• **Your goal**
Where does the word "Infocentre" occur in the data below? Copy each line that holds it.

_ _ _ _

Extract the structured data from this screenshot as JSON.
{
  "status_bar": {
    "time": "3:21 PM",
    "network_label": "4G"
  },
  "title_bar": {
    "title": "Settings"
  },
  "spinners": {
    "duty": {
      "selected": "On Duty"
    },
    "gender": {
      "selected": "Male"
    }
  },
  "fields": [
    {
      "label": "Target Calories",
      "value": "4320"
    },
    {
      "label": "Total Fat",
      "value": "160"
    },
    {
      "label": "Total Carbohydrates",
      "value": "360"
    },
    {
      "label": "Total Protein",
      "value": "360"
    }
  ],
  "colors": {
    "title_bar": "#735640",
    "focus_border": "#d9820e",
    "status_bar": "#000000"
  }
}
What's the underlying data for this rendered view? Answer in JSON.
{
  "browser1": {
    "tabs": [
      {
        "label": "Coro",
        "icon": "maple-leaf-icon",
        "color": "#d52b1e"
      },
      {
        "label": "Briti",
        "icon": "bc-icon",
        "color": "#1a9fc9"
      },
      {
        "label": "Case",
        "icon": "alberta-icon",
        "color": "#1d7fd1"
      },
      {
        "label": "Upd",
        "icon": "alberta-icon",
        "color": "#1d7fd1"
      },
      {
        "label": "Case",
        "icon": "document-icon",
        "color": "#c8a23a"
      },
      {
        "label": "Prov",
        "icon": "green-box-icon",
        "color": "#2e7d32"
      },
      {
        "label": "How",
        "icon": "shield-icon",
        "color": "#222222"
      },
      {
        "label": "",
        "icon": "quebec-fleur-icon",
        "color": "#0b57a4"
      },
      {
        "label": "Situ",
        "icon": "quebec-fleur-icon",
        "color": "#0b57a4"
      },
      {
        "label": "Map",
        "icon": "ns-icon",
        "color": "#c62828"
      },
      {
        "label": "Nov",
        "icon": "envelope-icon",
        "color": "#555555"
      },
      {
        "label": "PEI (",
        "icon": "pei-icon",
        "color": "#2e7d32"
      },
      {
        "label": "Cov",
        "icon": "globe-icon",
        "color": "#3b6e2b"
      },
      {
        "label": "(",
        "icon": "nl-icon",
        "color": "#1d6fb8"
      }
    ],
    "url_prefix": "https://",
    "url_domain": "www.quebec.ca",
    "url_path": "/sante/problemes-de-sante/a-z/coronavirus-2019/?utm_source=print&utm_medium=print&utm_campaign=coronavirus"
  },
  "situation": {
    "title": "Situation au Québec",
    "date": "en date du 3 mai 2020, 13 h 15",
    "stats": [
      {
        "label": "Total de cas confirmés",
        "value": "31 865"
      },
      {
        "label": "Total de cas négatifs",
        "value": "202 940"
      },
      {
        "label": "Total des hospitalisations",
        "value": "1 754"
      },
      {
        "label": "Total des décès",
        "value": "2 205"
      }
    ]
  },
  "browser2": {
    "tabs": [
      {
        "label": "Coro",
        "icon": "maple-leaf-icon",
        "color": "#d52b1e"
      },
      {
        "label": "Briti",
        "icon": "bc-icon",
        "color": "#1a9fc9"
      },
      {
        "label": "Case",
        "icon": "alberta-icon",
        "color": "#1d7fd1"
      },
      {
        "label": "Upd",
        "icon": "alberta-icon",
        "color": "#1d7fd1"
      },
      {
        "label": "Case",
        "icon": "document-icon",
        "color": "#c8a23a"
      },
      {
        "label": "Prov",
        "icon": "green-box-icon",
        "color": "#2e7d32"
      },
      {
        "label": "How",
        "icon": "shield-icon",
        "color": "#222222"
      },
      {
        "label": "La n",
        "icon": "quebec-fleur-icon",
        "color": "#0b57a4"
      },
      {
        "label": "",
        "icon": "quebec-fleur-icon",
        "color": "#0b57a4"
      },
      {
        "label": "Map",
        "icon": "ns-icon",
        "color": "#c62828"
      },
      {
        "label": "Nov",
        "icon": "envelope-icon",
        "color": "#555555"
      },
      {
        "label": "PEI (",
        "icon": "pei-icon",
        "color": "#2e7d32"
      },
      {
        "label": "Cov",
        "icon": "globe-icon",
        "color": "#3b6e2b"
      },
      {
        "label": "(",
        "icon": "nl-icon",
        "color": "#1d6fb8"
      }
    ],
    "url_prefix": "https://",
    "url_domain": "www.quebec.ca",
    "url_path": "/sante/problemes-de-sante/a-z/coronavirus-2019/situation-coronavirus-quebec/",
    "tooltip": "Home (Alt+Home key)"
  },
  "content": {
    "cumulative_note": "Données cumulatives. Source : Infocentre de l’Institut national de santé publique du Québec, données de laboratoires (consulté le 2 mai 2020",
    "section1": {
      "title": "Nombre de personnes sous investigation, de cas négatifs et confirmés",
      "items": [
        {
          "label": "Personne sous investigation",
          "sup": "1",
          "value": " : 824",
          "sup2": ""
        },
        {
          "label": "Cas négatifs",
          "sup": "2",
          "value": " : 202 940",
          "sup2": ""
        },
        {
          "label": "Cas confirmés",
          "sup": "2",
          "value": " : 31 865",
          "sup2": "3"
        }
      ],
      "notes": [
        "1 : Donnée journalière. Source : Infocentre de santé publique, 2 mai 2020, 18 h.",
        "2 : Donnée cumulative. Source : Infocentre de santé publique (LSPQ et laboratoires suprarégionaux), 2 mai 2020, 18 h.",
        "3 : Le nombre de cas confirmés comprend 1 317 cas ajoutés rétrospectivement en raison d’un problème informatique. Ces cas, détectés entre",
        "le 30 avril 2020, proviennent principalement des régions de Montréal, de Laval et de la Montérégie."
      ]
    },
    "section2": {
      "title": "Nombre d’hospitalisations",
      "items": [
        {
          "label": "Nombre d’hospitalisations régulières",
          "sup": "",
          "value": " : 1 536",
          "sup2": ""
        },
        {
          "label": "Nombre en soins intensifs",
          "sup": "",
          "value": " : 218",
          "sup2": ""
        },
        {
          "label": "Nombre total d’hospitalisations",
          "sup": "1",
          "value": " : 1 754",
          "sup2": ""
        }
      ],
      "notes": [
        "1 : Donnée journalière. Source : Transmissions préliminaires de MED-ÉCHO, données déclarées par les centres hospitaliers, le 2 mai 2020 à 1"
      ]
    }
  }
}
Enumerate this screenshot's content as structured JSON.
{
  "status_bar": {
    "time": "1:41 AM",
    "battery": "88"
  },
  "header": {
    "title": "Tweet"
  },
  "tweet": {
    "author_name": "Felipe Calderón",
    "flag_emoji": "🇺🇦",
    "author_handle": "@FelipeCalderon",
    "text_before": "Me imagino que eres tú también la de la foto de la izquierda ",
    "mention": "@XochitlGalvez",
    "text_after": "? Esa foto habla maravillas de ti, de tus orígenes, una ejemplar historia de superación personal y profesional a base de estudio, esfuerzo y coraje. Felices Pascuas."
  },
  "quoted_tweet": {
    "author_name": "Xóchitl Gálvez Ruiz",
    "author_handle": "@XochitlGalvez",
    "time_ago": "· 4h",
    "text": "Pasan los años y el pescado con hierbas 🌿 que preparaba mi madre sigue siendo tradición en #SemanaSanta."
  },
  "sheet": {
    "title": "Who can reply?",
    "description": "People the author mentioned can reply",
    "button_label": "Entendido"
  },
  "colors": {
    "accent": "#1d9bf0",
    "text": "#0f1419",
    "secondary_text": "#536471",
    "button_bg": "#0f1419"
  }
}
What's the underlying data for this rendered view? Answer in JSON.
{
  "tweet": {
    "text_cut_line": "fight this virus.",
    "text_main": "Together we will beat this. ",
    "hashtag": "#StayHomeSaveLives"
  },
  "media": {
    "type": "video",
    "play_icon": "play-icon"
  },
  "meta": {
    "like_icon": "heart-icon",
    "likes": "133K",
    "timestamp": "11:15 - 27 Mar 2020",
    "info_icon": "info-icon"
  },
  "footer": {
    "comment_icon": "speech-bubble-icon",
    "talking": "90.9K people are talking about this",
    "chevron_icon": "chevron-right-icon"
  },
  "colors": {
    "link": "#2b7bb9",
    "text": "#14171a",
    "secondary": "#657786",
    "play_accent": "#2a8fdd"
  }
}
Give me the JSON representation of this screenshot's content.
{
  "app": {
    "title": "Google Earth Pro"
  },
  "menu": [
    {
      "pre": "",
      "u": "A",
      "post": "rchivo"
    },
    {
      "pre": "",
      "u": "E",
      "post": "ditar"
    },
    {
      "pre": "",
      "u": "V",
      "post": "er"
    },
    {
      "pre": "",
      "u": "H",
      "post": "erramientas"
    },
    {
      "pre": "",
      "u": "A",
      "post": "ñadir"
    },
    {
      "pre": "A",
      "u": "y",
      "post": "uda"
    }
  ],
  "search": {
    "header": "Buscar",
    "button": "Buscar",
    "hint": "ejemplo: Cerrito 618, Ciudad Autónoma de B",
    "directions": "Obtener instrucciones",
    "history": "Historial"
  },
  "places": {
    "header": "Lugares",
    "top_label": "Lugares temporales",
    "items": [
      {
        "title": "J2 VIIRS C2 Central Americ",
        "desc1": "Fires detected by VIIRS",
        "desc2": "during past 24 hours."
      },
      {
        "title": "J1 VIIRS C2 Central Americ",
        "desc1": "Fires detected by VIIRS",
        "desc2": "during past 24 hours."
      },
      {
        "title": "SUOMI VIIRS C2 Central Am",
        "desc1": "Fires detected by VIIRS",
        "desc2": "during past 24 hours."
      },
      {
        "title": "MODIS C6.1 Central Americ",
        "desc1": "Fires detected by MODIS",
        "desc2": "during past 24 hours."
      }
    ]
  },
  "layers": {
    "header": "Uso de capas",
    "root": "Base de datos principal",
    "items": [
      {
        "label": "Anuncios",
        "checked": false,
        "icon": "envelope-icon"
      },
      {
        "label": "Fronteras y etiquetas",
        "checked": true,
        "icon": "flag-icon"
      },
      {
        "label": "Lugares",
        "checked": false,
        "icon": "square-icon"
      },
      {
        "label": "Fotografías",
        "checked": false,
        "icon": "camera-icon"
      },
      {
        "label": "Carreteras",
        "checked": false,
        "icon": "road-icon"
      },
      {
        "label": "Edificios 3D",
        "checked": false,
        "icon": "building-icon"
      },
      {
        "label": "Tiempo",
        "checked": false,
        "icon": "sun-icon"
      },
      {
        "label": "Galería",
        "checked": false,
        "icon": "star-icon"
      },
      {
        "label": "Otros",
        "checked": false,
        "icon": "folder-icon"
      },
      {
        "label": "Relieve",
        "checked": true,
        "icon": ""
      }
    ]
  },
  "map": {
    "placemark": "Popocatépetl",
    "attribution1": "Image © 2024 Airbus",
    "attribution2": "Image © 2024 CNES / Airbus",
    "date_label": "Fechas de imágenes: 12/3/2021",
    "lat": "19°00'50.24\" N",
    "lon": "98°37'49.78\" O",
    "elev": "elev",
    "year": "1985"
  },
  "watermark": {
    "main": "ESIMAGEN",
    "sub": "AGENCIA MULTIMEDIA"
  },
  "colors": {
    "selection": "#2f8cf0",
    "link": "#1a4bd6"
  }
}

_ _ _ _

• **Response to this exercise**
    "cumulative_note": "Données cumulatives. Source : Infocentre de l’Institut national de santé publique du Québec, données de laboratoires (consulté le 2 mai 2020",
        "1 : Donnée journalière. Source : Infocentre de santé publique, 2 mai 2020, 18 h.",
        "2 : Donnée cumulative. Source : Infocentre de santé publique (LSPQ et laboratoires suprarégionaux), 2 mai 2020, 18 h.",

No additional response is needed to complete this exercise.